Do this - Output every line below exactly.
# start of Given records
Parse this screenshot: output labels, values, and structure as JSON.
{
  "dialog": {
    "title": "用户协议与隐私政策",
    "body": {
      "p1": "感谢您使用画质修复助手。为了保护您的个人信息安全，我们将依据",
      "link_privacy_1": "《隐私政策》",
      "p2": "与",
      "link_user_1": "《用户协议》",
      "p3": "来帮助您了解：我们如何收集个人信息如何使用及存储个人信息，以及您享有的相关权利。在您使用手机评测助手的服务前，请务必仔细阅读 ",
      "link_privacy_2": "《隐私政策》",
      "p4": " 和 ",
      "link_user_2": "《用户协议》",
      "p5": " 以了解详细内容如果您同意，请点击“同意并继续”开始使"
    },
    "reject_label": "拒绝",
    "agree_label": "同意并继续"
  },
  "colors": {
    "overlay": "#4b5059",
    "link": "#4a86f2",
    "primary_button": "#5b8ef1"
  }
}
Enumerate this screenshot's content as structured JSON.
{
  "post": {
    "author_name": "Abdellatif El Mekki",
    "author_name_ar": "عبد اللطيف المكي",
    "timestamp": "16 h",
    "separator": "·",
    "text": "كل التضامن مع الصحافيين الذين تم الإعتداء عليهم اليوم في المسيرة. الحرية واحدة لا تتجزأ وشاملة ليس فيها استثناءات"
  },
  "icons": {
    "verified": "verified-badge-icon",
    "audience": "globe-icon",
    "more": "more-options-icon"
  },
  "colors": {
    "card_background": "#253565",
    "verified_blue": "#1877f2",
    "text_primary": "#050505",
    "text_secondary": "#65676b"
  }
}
# end of Given records
Correct answer -
Parse this screenshot: output labels, values, and structure as JSON.
{
  "dialog": {
    "title": "用户协议与隐私政策",
    "body": {
      "p1": "感谢您使用画质修复助手。为了保护您的个人信息安全，我们将依据",
      "link_privacy_1": "《隐私政策》",
      "p2": "与",
      "link_user_1": "《用户协议》",
      "p3": "来帮助您了解：我们如何收集个人信息如何使用及存储个人信息，以及您享有的相关权利。在您使用手机评测助手的服务前，请务必仔细阅读 ",
      "link_privacy_2": "《隐私政策》",
      "p4": " 和 ",
      "link_user_2": "《用户协议》",
      "p5": " 以了解详细内容如果您同意，请点击“同意并继续”开始使"
    },
    "reject_label": "拒绝",
    "agree_label": "同意并继续"
  },
  "colors": {
    "overlay": "#4b5059",
    "link": "#4a86f2",
    "primary_button": "#5b8ef1"
  }
}
Enumerate this screenshot's content as structured JSON.
{
  "post": {
    "author_name": "Abdellatif El Mekki",
    "author_name_ar": "عبد اللطيف المكي",
    "timestamp": "16 h",
    "separator": "·",
    "text": "كل التضامن مع الصحافيين الذين تم الإعتداء عليهم اليوم في المسيرة. الحرية واحدة لا تتجزأ وشاملة ليس فيها استثناءات"
  },
  "icons": {
    "verified": "verified-badge-icon",
    "audience": "globe-icon",
    "more": "more-options-icon"
  },
  "colors": {
    "card_background": "#253565",
    "verified_blue": "#1877f2",
    "text_primary": "#050505",
    "text_secondary": "#65676b"
  }
}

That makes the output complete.